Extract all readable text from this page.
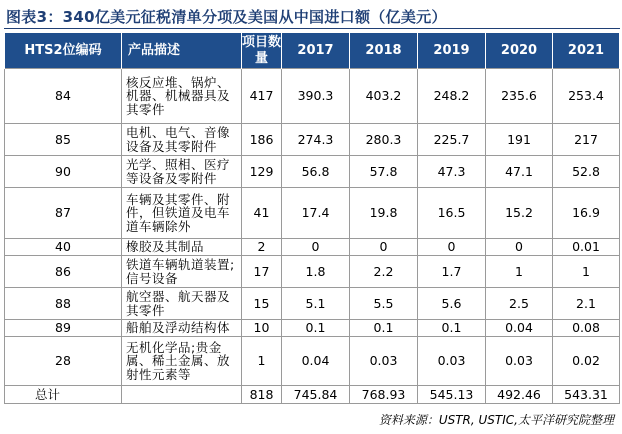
图表3：340亿美元征税清单分项及美国从中国进口额（亿美元）
HTS2位编码	产品描述	项目数量	2017	2018	2019	2020	2021
84	核反应堆、锅炉、机器、机械器具及其零件	417	390.3	403.2	248.2	235.6	253.4
85	电机、电气、音像设备及其零附件	186	274.3	280.3	225.7	191	217
90	光学、照相、医疗等设备及零附件	129	56.8	57.8	47.3	47.1	52.8
87	车辆及其零件、附件，但铁道及电车道车辆除外	41	17.4	19.8	16.5	15.2	16.9
40	橡胶及其制品	2	0	0	0	0	0.01
86	铁道车辆轨道装置;信号设备	17	1.8	2.2	1.7	1	1
88	航空器、航天器及其零件	15	5.1	5.5	5.6	2.5	2.1
89	船舶及浮动结构体	10	0.1	0.1	0.1	0.04	0.08
28	无机化学品;贵金属、稀土金属、放射性元素等	1	0.04	0.03	0.03	0.03	0.02
总计		818	745.84	768.93	545.13	492.46	543.31
资料来源：USTR, USTIC,太平洋研究院整理
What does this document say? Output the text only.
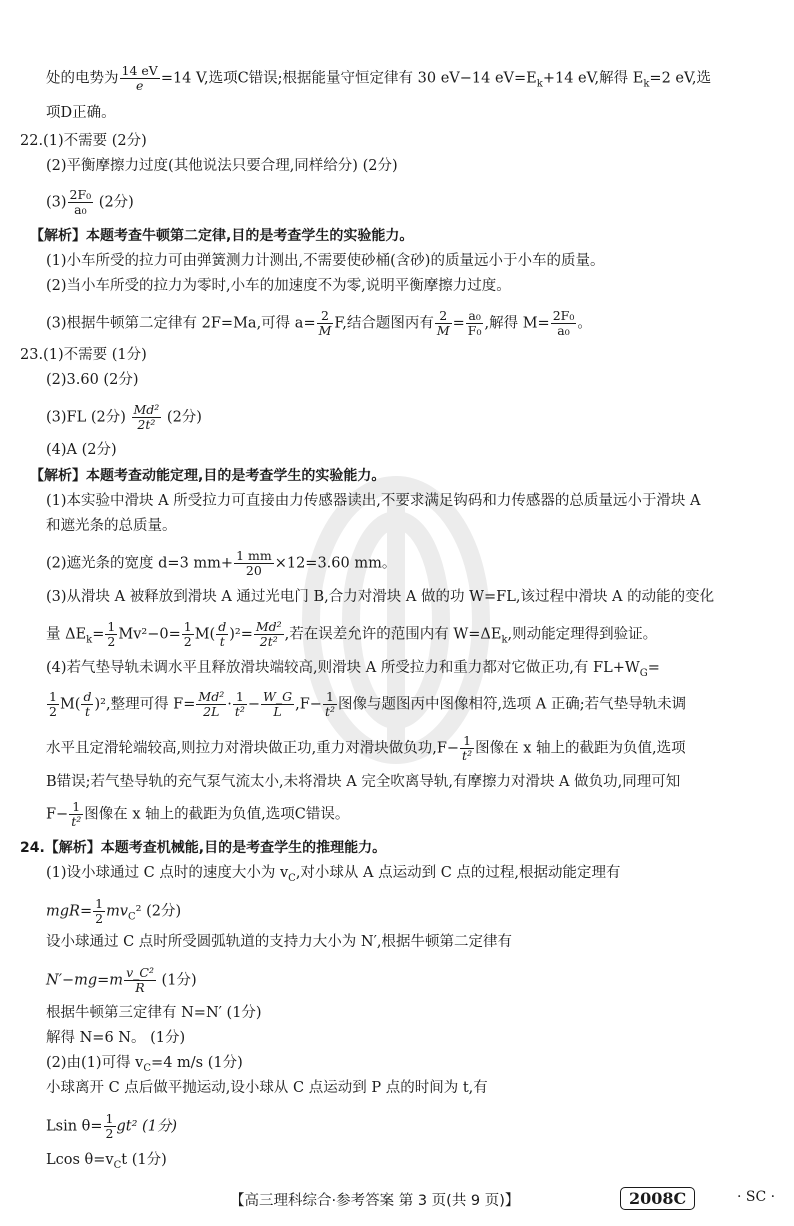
处的电势为 $\frac{14 eV}{e} =14$ V,选项C错误;根据能量守恒定律有 30 eV−14 $eV=E_k+14$ eV,解得 $E_k=2$ eV,选
项D正确。
22.(1)不需要 (2分)
(2)平衡摩擦力过度(其他说法只要合理,同样给分) (2分)
$(3) \frac{\text{2F₀}}{\text{a₀}} (2$分)
【解析】本题考查牛顿第二定律,目的是考查学生的实验能力。
(1)小车所受的拉力可由弹簧测力计测出,不需要使砂桶(含砂)的质量远小于小车的质量。
(2)当小车所受的拉力为零时,小车的加速度不为零,说明平衡摩擦力过度。
(3)根据牛顿第二定律有 2F=Ma,可得 $a= \frac{2}{M} F$,结合题图丙有 $\frac{2}{M} = \frac{\text{a₀}}{\text{F₀}}$ ,解得 $M= \frac{\text{2F₀}}{\text{a₀}}$ 。
23.(1)不需要 (1分)
(2)3.60 (2分)
(3)FL (2分) $\frac{\text{Md²}}{\text{2t²}} (2$分)
(4)A (2分)
【解析】本题考查动能定理,目的是考查学生的实验能力。
(1)本实验中滑块 A 所受拉力可直接由力传感器读出,不要求满足钩码和力传感器的总质量远小于滑块 A
和遮光条的总质量。
(2)遮光条的宽度 d=3 $mm+ \frac{1 mm}{20} \times 12=3.60$ mm。
(3)从滑块 A 被释放到滑块 A 通过光电门 B,合力对滑块 A 做的功 W=FL,该过程中滑块 A 的动能的变化
量 $\Delta E_k= \frac{1}{2} Mv^2-0= \frac{1}{2} M( \frac{d}{t} )^2= \frac{\text{Md²}}{\text{2t²}}$ ,若在误差允许的范围内有 $W=\Delta E_k$,则动能定理得到验证。
(4)若气垫导轨未调水平且释放滑块端较高,则滑块 A 所受拉力和重力都对它做正功,有 $FL+W_G=$
$\frac{1}{2} M( \frac{d}{t} )^2$,整理可得 $F= \frac{\text{Md²}}{2L} \cdot \frac{1}{\text{t²}} - \frac{W\_G}{L} ,F- \frac{1}{\text{t²}}$ 图像与题图丙中图像相符,选项 A 正确;若气垫导轨未调
水平且定滑轮端较高,则拉力对滑块做正功,重力对滑块做负功$,F- \frac{1}{\text{t²}}$ 图像在 x 轴上的截距为负值,选项
B错误;若气垫导轨的充气泵气流太小,未将滑块 A 完全吹离导轨,有摩擦力对滑块 A 做负功,同理可知
$F- \frac{1}{\text{t²}}$ 图像在 x 轴上的截距为负值,选项C错误。
24.【解析】本题考查机械能,目的是考查学生的推理能力。
(1)设小球通过 C 点时的速度大小为 $v_C$,对小球从 A 点运动到 C 点的过程,根据动能定理有
$mgR= \frac{1}{2} mv_C^2$ (2分)
设小球通过 C 点时所受圆弧轨道的支持力大小为 N′,根据牛顿第二定律有
$N'-mg=m \frac{\text{v\_C²}}{R} (1$分)
根据牛顿第三定律有 N=N′ (1分)
解得 N=6 N。 (1分)
(2)由(1)可得 $v_C=4$ m/s (1分)
小球离开 C 点后做平抛运动,设小球从 C 点运动到 P 点的时间为 t,有
Lsin $\theta= \frac{1}{2} gt^2$ (1分)
Lcos $\theta=v_Ct$ (1分)
【高三理科综合·参考答案 第 3 页(共 9 页)】	2008C	· SC ·
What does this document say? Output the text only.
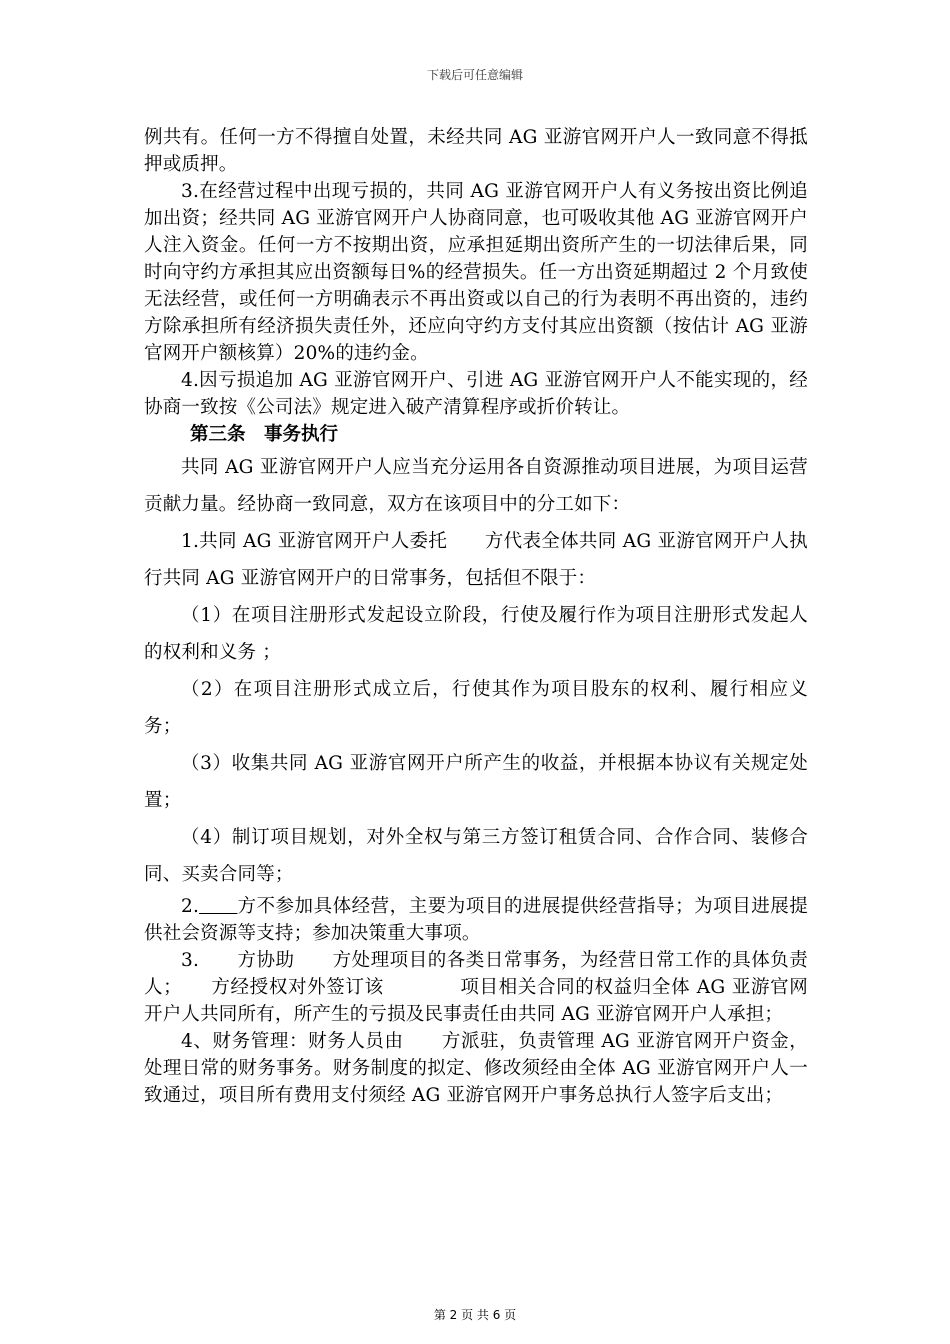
下载后可任意编辑

例共有。任何一方不得擅自处置，未经共同 AG 亚游官网开户人一致同意不得抵押或质押。

3.在经营过程中出现亏损的，共同 AG 亚游官网开户人有义务按出资比例追加出资；经共同 AG 亚游官网开户人协商同意，也可吸收其他 AG 亚游官网开户人注入资金。任何一方不按期出资，应承担延期出资所产生的一切法律后果，同时向守约方承担其应出资额每日%的经营损失。任一方出资延期超过 2 个月致使无法经营，或任何一方明确表示不再出资或以自己的行为表明不再出资的，违约方除承担所有经济损失责任外，还应向守约方支付其应出资额（按估计 AG 亚游官网开户额核算）20%的违约金。

4.因亏损追加 AG 亚游官网开户、引进 AG 亚游官网开户人不能实现的，经协商一致按《公司法》规定进入破产清算程序或折价转让。

第三条　事务执行

共同 AG 亚游官网开户人应当充分运用各自资源推动项目进展，为项目运营贡献力量。经协商一致同意，双方在该项目中的分工如下：

1.共同 AG 亚游官网开户人委托　　方代表全体共同 AG 亚游官网开户人执行共同 AG 亚游官网开户的日常事务，包括但不限于：

（1）在项目注册形式发起设立阶段，行使及履行作为项目注册形式发起人的权利和义务 ；

（2）在项目注册形式成立后，行使其作为项目股东的权利、履行相应义务；

（3）收集共同 AG 亚游官网开户所产生的收益，并根据本协议有关规定处置；

（4）制订项目规划，对外全权与第三方签订租赁合同、合作合同、装修合同、买卖合同等；

2.　　 方不参加具体经营，主要为项目的进展提供经营指导；为项目进展提供社会资源等支持；参加决策重大事项。

3.　　方协助　　方处理项目的各类日常事务，为经营日常工作的具体负责人；　　方经授权对外签订该　　　　项目相关合同的权益归全体 AG 亚游官网开户人共同所有，所产生的亏损及民事责任由共同 AG 亚游官网开户人承担；

4、财务管理：财务人员由　　方派驻，负责管理 AG 亚游官网开户资金，处理日常的财务事务。财务制度的拟定、修改须经由全体 AG 亚游官网开户人一致通过，项目所有费用支付须经 AG 亚游官网开户事务总执行人签字后支出；

第 2 页 共 6 页
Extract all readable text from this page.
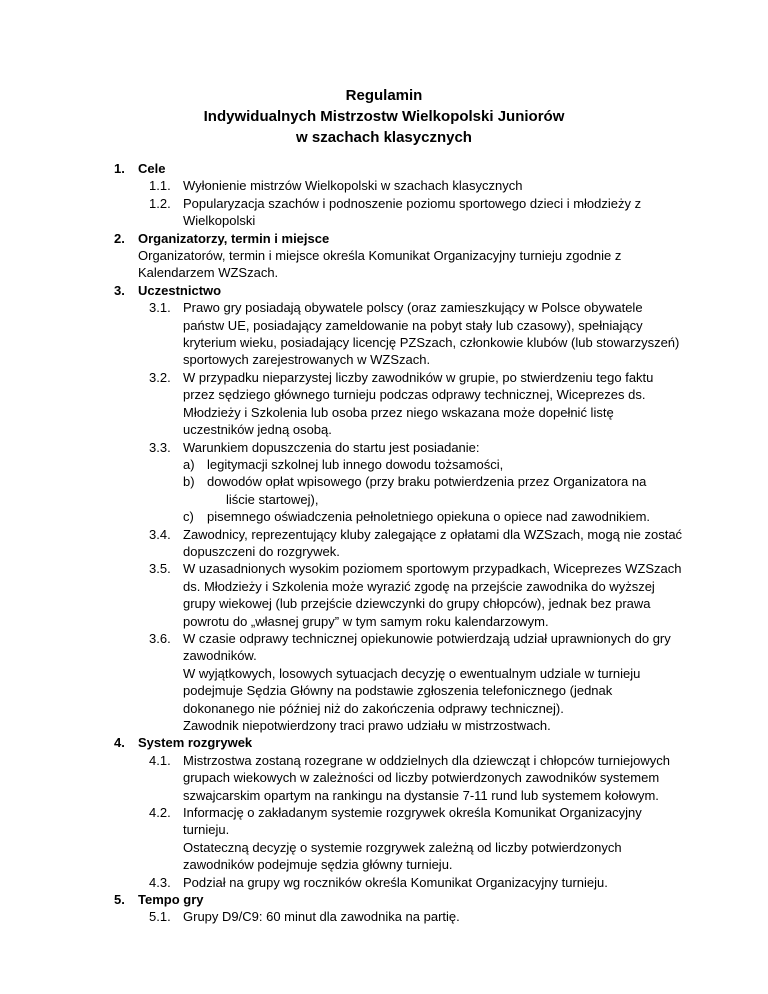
Regulamin
Indywidualnych Mistrzostw Wielkopolski Juniorów
w szachach klasycznych
1.	Cele
1.1. Wyłonienie mistrzów Wielkopolski w szachach klasycznych
1.2. Popularyzacja szachów i podnoszenie poziomu sportowego dzieci i młodzieży z
Wielkopolski
2.	Organizatorzy, termin i miejsce
Organizatorów, termin i miejsce określa Komunikat Organizacyjny turnieju zgodnie z
Kalendarzem WZSzach.
3.	Uczestnictwo
3.1. Prawo gry posiadają obywatele polscy (oraz zamieszkujący w Polsce obywatele
państw UE, posiadający zameldowanie na pobyt stały lub czasowy), spełniający
kryterium wieku, posiadający licencję PZSzach, członkowie klubów (lub stowarzyszeń)
sportowych zarejestrowanych w WZSzach.
3.2. W przypadku nieparzystej liczby zawodników w grupie, po stwierdzeniu tego faktu
przez sędziego głównego turnieju podczas odprawy technicznej, Wiceprezes ds.
Młodzieży i Szkolenia lub osoba przez niego wskazana może dopełnić listę
uczestników jedną osobą.
3.3. Warunkiem dopuszczenia do startu jest posiadanie:
a) legitymacji szkolnej lub innego dowodu tożsamości,
b) dowodów opłat wpisowego (przy braku potwierdzenia przez Organizatora na
liście startowej),
c) pisemnego oświadczenia pełnoletniego opiekuna o opiece nad zawodnikiem.
3.4. Zawodnicy, reprezentujący kluby zalegające z opłatami dla WZSzach, mogą nie zostać
dopuszczeni do rozgrywek.
3.5. W uzasadnionych wysokim poziomem sportowym przypadkach, Wiceprezes WZSzach
ds. Młodzieży i Szkolenia może wyrazić zgodę na przejście zawodnika do wyższej
grupy wiekowej (lub przejście dziewczynki do grupy chłopców), jednak bez prawa
powrotu do „własnej grupy” w tym samym roku kalendarzowym.
3.6. W czasie odprawy technicznej opiekunowie potwierdzają udział uprawnionych do gry
zawodników.
W wyjątkowych, losowych sytuacjach decyzję o ewentualnym udziale w turnieju
podejmuje Sędzia Główny na podstawie zgłoszenia telefonicznego (jednak
dokonanego nie później niż do zakończenia odprawy technicznej).
Zawodnik niepotwierdzony traci prawo udziału w mistrzostwach.
4.	System rozgrywek
4.1. Mistrzostwa zostaną rozegrane w oddzielnych dla dziewcząt i chłopców turniejowych
grupach wiekowych w zależności od liczby potwierdzonych zawodników systemem
szwajcarskim opartym na rankingu na dystansie 7-11 rund lub systemem kołowym.
4.2. Informację o zakładanym systemie rozgrywek określa Komunikat Organizacyjny
turnieju.
Ostateczną decyzję o systemie rozgrywek zależną od liczby potwierdzonych
zawodników podejmuje sędzia główny turnieju.
4.3. Podział na grupy wg roczników określa Komunikat Organizacyjny turnieju.
5.	Tempo gry
5.1. Grupy D9/C9: 60 minut dla zawodnika na partię.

## What is required:
Show every line of the listing in which the string "轴上的截距为负值" can be found.

## Answer to the task:
水平且定滑轮端较高,则拉力对滑块做正功,重力对滑块做负功$,F- \frac{1}{\text{t²}}$ 图像在 x 轴上的截距为负值,选项
$F- \frac{1}{\text{t²}}$ 图像在 x 轴上的截距为负值,选项C错误。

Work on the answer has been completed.